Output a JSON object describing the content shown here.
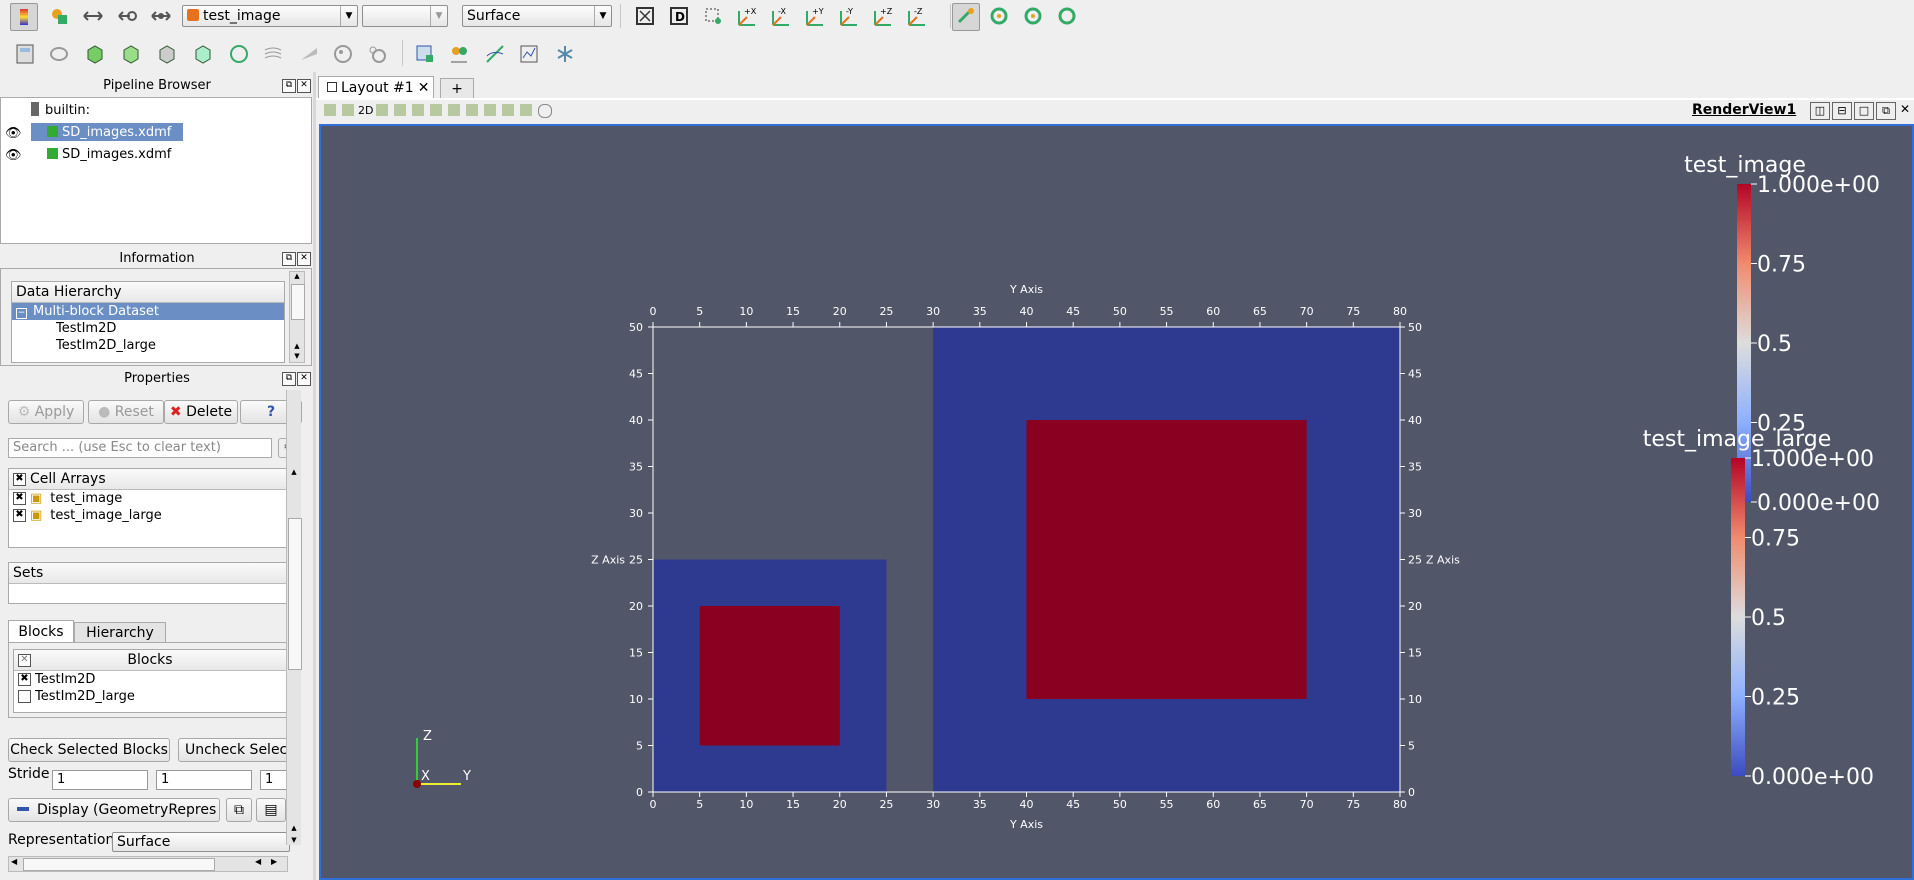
{
  "toolbar1": {
    "source_combo": "test_image",
    "empty_combo": "",
    "representation_combo": "Surface",
    "camera_labels": [
      "+X",
      "-X",
      "+Y",
      "-Y",
      "+Z",
      "-Z"
    ]
  },
  "toolbar2": {},
  "pipeline": {
    "title": "Pipeline Browser",
    "root": "builtin:",
    "items": [
      "SD_images.xdmf",
      "SD_images.xdmf"
    ]
  },
  "information": {
    "title": "Information",
    "header": "Data Hierarchy",
    "root": "Multi-block Dataset",
    "children": [
      "TestIm2D",
      "TestIm2D_large"
    ]
  },
  "properties": {
    "title": "Properties",
    "apply": "Apply",
    "reset": "Reset",
    "delete": "Delete",
    "help": "?",
    "search_placeholder": "Search ... (use Esc to clear text)",
    "cell_arrays_header": "Cell Arrays",
    "cell_arrays": [
      "test_image",
      "test_image_large"
    ],
    "sets_header": "Sets",
    "tabs": [
      "Blocks",
      "Hierarchy"
    ],
    "blocks_header": "Blocks",
    "blocks": [
      {
        "label": "TestIm2D",
        "checked": true
      },
      {
        "label": "TestIm2D_large",
        "checked": false
      }
    ],
    "check_selected": "Check Selected Blocks",
    "uncheck_selected": "Uncheck Select",
    "stride_label": "Stride",
    "stride_values": [
      "1",
      "1",
      "1"
    ],
    "display_label": "Display (GeometryRepres",
    "representation_label": "Representation",
    "representation_value": "Surface"
  },
  "layout": {
    "tab_label": "Layout #1",
    "add_tab": "+",
    "view_2d": "2D",
    "view_name": "RenderView1"
  },
  "render": {
    "y_axis_label": "Y Axis",
    "z_axis_label": "Z Axis",
    "y_ticks": [
      "0",
      "5",
      "10",
      "15",
      "20",
      "25",
      "30",
      "35",
      "40",
      "45",
      "50",
      "55",
      "60",
      "65",
      "70",
      "75",
      "80"
    ],
    "z_ticks": [
      "0",
      "5",
      "10",
      "15",
      "20",
      "25",
      "30",
      "35",
      "40",
      "45",
      "50"
    ],
    "orientation": {
      "z": "Z",
      "x": "X",
      "y": "Y"
    },
    "colors": {
      "background": "#515669",
      "blue": "#2e3a8f",
      "red": "#8a0021"
    },
    "legend1": {
      "title": "test_image",
      "max": "1.000e+00",
      "v075": "0.75",
      "v05": "0.5",
      "v025": "0.25",
      "min": "0.000e+00"
    },
    "legend2": {
      "title": "test_image_large",
      "max": "1.000e+00",
      "v075": "0.75",
      "v05": "0.5",
      "v025": "0.25",
      "min": "0.000e+00"
    }
  }
}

**Task instructions**
Would you mind returning each entry above word for word, skipping the images?

**Full response**
Output a JSON object describing the content shown here.
{
  "toolbar1": {
    "source_combo": "test_image",
    "empty_combo": "",
    "representation_combo": "Surface",
    "camera_labels": [
      "+X",
      "-X",
      "+Y",
      "-Y",
      "+Z",
      "-Z"
    ]
  },
  "toolbar2": {},
  "pipeline": {
    "title": "Pipeline Browser",
    "root": "builtin:",
    "items": [
      "SD_images.xdmf",
      "SD_images.xdmf"
    ]
  },
  "information": {
    "title": "Information",
    "header": "Data Hierarchy",
    "root": "Multi-block Dataset",
    "children": [
      "TestIm2D",
      "TestIm2D_large"
    ]
  },
  "properties": {
    "title": "Properties",
    "apply": "Apply",
    "reset": "Reset",
    "delete": "Delete",
    "help": "?",
    "search_placeholder": "Search ... (use Esc to clear text)",
    "cell_arrays_header": "Cell Arrays",
    "cell_arrays": [
      "test_image",
      "test_image_large"
    ],
    "sets_header": "Sets",
    "tabs": [
      "Blocks",
      "Hierarchy"
    ],
    "blocks_header": "Blocks",
    "blocks": [
      {
        "label": "TestIm2D",
        "checked": true
      },
      {
        "label": "TestIm2D_large",
        "checked": false
      }
    ],
    "check_selected": "Check Selected Blocks",
    "uncheck_selected": "Uncheck Select",
    "stride_label": "Stride",
    "stride_values": [
      "1",
      "1",
      "1"
    ],
    "display_label": "Display (GeometryRepres",
    "representation_label": "Representation",
    "representation_value": "Surface"
  },
  "layout": {
    "tab_label": "Layout #1",
    "add_tab": "+",
    "view_2d": "2D",
    "view_name": "RenderView1"
  },
  "render": {
    "y_axis_label": "Y Axis",
    "z_axis_label": "Z Axis",
    "y_ticks": [
      "0",
      "5",
      "10",
      "15",
      "20",
      "25",
      "30",
      "35",
      "40",
      "45",
      "50",
      "55",
      "60",
      "65",
      "70",
      "75",
      "80"
    ],
    "z_ticks": [
      "0",
      "5",
      "10",
      "15",
      "20",
      "25",
      "30",
      "35",
      "40",
      "45",
      "50"
    ],
    "orientation": {
      "z": "Z",
      "x": "X",
      "y": "Y"
    },
    "colors": {
      "background": "#515669",
      "blue": "#2e3a8f",
      "red": "#8a0021"
    },
    "legend1": {
      "title": "test_image",
      "max": "1.000e+00",
      "v075": "0.75",
      "v05": "0.5",
      "v025": "0.25",
      "min": "0.000e+00"
    },
    "legend2": {
      "title": "test_image_large",
      "max": "1.000e+00",
      "v075": "0.75",
      "v05": "0.5",
      "v025": "0.25",
      "min": "0.000e+00"
    }
  }
}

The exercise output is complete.